■ **ITEMS**:

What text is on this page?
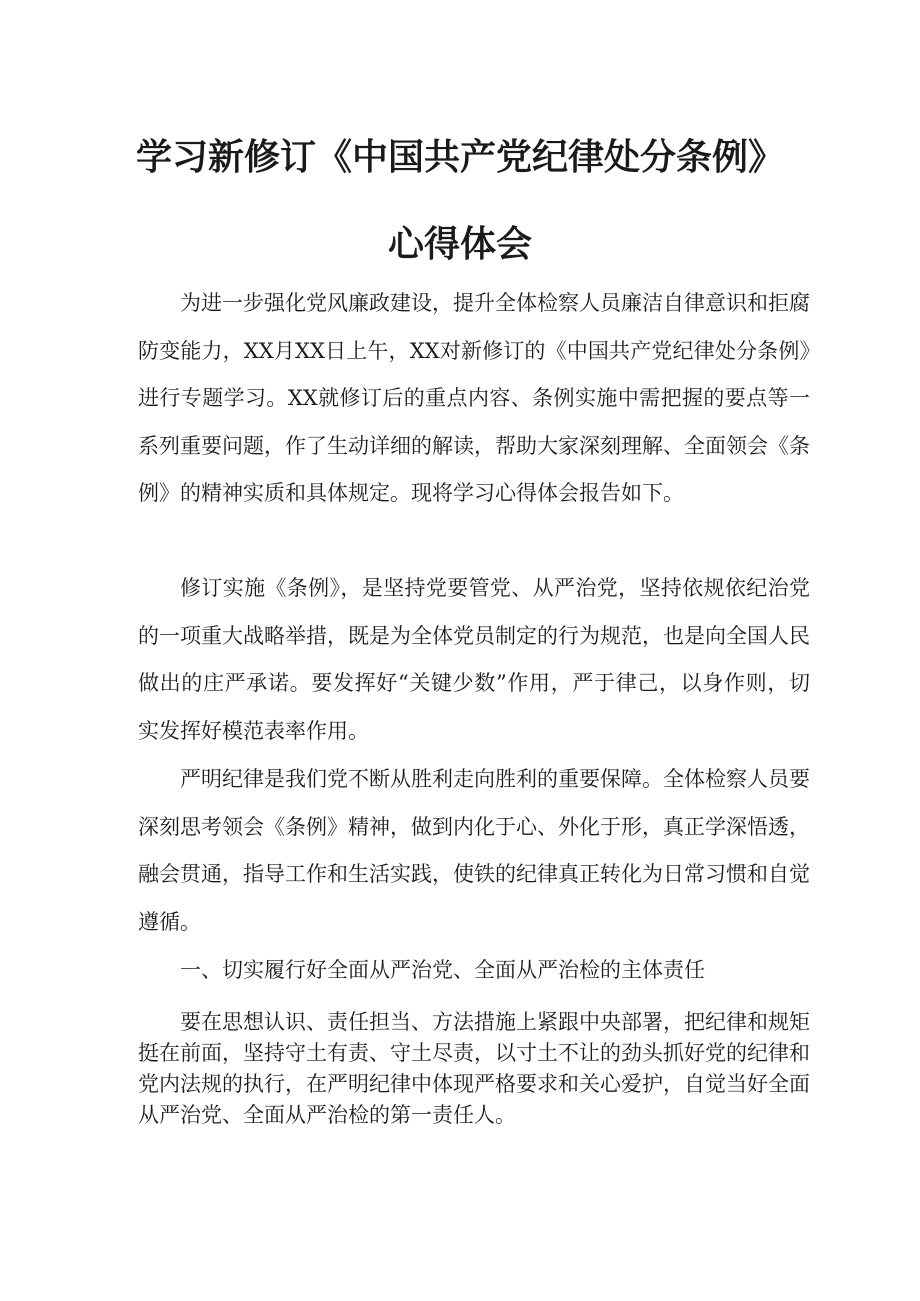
学习新修订《中国共产党纪律处分条例》
心得体会

为进一步强化党风廉政建设，提升全体检察人员廉洁自律意识和拒腐防变能力，XX月XX日上午，XX对新修订的《中国共产党纪律处分条例》进行专题学习。XX就修订后的重点内容、条例实施中需把握的要点等一系列重要问题，作了生动详细的解读，帮助大家深刻理解、全面领会《条例》的精神实质和具体规定。现将学习心得体会报告如下。

修订实施《条例》，是坚持党要管党、从严治党，坚持依规依纪治党的一项重大战略举措，既是为全体党员制定的行为规范，也是向全国人民做出的庄严承诺。要发挥好“关键少数”作用，严于律己，以身作则，切实发挥好模范表率作用。

严明纪律是我们党不断从胜利走向胜利的重要保障。全体检察人员要深刻思考领会《条例》精神，做到内化于心、外化于形，真正学深悟透，融会贯通，指导工作和生活实践，使铁的纪律真正转化为日常习惯和自觉遵循。

一、切实履行好全面从严治党、全面从严治检的主体责任

要在思想认识、责任担当、方法措施上紧跟中央部署，把纪律和规矩挺在前面，坚持守土有责、守土尽责，以寸土不让的劲头抓好党的纪律和党内法规的执行，在严明纪律中体现严格要求和关心爱护，自觉当好全面从严治党、全面从严治检的第一责任人。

■ **WRITTEN INSTRUCTION**: Restate the whole listing above exactly, except for its images.

■ **CORRECT RESULT**:
What text is on this page?
学习新修订《中国共产党纪律处分条例》
心得体会

为进一步强化党风廉政建设，提升全体检察人员廉洁自律意识和拒腐防变能力，XX月XX日上午，XX对新修订的《中国共产党纪律处分条例》进行专题学习。XX就修订后的重点内容、条例实施中需把握的要点等一系列重要问题，作了生动详细的解读，帮助大家深刻理解、全面领会《条例》的精神实质和具体规定。现将学习心得体会报告如下。

修订实施《条例》，是坚持党要管党、从严治党，坚持依规依纪治党的一项重大战略举措，既是为全体党员制定的行为规范，也是向全国人民做出的庄严承诺。要发挥好“关键少数”作用，严于律己，以身作则，切实发挥好模范表率作用。

严明纪律是我们党不断从胜利走向胜利的重要保障。全体检察人员要深刻思考领会《条例》精神，做到内化于心、外化于形，真正学深悟透，融会贯通，指导工作和生活实践，使铁的纪律真正转化为日常习惯和自觉遵循。

一、切实履行好全面从严治党、全面从严治检的主体责任

要在思想认识、责任担当、方法措施上紧跟中央部署，把纪律和规矩挺在前面，坚持守土有责、守土尽责，以寸土不让的劲头抓好党的纪律和党内法规的执行，在严明纪律中体现严格要求和关心爱护，自觉当好全面从严治党、全面从严治检的第一责任人。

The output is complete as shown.